* [Exercise objective]:
Each entry has to be copied exactly, with nothing missed.

Dataset items:
┄┄┄┄┄┄

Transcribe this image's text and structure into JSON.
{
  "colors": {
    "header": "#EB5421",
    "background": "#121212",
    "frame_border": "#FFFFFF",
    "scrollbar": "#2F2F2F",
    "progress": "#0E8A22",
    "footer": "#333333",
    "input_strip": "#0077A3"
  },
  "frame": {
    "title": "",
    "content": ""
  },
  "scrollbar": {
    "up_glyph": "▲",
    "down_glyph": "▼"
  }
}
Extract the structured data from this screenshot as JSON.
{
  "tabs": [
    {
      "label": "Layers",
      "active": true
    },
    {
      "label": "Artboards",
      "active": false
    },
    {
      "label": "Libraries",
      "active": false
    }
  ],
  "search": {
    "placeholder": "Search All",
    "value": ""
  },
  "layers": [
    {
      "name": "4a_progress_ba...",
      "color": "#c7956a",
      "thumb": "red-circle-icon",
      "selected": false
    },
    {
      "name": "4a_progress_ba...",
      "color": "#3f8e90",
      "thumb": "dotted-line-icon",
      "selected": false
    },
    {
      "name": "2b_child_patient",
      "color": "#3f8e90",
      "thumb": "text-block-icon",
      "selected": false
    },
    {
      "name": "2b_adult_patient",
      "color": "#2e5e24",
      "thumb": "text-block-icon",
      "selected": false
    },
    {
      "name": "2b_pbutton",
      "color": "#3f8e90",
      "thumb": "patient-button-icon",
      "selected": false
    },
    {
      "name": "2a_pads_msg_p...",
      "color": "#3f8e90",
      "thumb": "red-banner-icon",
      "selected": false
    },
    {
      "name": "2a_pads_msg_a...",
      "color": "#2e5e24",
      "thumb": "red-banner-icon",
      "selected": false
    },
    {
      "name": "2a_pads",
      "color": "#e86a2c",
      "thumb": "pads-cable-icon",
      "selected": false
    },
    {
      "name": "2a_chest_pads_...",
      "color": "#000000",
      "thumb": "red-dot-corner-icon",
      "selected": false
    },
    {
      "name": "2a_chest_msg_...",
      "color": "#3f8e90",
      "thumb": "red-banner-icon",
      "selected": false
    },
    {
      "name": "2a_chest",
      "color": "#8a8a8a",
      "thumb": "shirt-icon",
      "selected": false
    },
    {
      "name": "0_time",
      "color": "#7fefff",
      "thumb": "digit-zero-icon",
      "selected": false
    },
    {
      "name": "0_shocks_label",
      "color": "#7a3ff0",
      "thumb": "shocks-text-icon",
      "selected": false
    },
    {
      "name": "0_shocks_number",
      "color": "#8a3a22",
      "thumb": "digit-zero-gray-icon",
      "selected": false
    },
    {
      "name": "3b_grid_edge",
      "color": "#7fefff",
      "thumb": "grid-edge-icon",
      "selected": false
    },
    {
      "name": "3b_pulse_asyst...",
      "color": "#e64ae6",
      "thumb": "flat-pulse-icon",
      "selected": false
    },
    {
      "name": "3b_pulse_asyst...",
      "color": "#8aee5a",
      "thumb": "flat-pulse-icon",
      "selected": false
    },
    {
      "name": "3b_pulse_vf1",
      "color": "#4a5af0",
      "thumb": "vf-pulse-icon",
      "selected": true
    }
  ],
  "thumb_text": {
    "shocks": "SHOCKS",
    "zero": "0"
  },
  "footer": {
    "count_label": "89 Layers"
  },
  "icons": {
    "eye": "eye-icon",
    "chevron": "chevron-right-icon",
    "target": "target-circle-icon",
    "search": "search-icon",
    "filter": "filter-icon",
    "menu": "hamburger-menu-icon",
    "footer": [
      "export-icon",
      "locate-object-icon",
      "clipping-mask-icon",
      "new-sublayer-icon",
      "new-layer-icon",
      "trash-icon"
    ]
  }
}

┄┄┄┄┄┄

* [Full output]:
Transcribe this image's text and structure into JSON.
{
  "colors": {
    "header": "#EB5421",
    "background": "#121212",
    "frame_border": "#FFFFFF",
    "scrollbar": "#2F2F2F",
    "progress": "#0E8A22",
    "footer": "#333333",
    "input_strip": "#0077A3"
  },
  "frame": {
    "title": "",
    "content": ""
  },
  "scrollbar": {
    "up_glyph": "▲",
    "down_glyph": "▼"
  }
}
Extract the structured data from this screenshot as JSON.
{
  "tabs": [
    {
      "label": "Layers",
      "active": true
    },
    {
      "label": "Artboards",
      "active": false
    },
    {
      "label": "Libraries",
      "active": false
    }
  ],
  "search": {
    "placeholder": "Search All",
    "value": ""
  },
  "layers": [
    {
      "name": "4a_progress_ba...",
      "color": "#c7956a",
      "thumb": "red-circle-icon",
      "selected": false
    },
    {
      "name": "4a_progress_ba...",
      "color": "#3f8e90",
      "thumb": "dotted-line-icon",
      "selected": false
    },
    {
      "name": "2b_child_patient",
      "color": "#3f8e90",
      "thumb": "text-block-icon",
      "selected": false
    },
    {
      "name": "2b_adult_patient",
      "color": "#2e5e24",
      "thumb": "text-block-icon",
      "selected": false
    },
    {
      "name": "2b_pbutton",
      "color": "#3f8e90",
      "thumb": "patient-button-icon",
      "selected": false
    },
    {
      "name": "2a_pads_msg_p...",
      "color": "#3f8e90",
      "thumb": "red-banner-icon",
      "selected": false
    },
    {
      "name": "2a_pads_msg_a...",
      "color": "#2e5e24",
      "thumb": "red-banner-icon",
      "selected": false
    },
    {
      "name": "2a_pads",
      "color": "#e86a2c",
      "thumb": "pads-cable-icon",
      "selected": false
    },
    {
      "name": "2a_chest_pads_...",
      "color": "#000000",
      "thumb": "red-dot-corner-icon",
      "selected": false
    },
    {
      "name": "2a_chest_msg_...",
      "color": "#3f8e90",
      "thumb": "red-banner-icon",
      "selected": false
    },
    {
      "name": "2a_chest",
      "color": "#8a8a8a",
      "thumb": "shirt-icon",
      "selected": false
    },
    {
      "name": "0_time",
      "color": "#7fefff",
      "thumb": "digit-zero-icon",
      "selected": false
    },
    {
      "name": "0_shocks_label",
      "color": "#7a3ff0",
      "thumb": "shocks-text-icon",
      "selected": false
    },
    {
      "name": "0_shocks_number",
      "color": "#8a3a22",
      "thumb": "digit-zero-gray-icon",
      "selected": false
    },
    {
      "name": "3b_grid_edge",
      "color": "#7fefff",
      "thumb": "grid-edge-icon",
      "selected": false
    },
    {
      "name": "3b_pulse_asyst...",
      "color": "#e64ae6",
      "thumb": "flat-pulse-icon",
      "selected": false
    },
    {
      "name": "3b_pulse_asyst...",
      "color": "#8aee5a",
      "thumb": "flat-pulse-icon",
      "selected": false
    },
    {
      "name": "3b_pulse_vf1",
      "color": "#4a5af0",
      "thumb": "vf-pulse-icon",
      "selected": true
    }
  ],
  "thumb_text": {
    "shocks": "SHOCKS",
    "zero": "0"
  },
  "footer": {
    "count_label": "89 Layers"
  },
  "icons": {
    "eye": "eye-icon",
    "chevron": "chevron-right-icon",
    "target": "target-circle-icon",
    "search": "search-icon",
    "filter": "filter-icon",
    "menu": "hamburger-menu-icon",
    "footer": [
      "export-icon",
      "locate-object-icon",
      "clipping-mask-icon",
      "new-sublayer-icon",
      "new-layer-icon",
      "trash-icon"
    ]
  }
}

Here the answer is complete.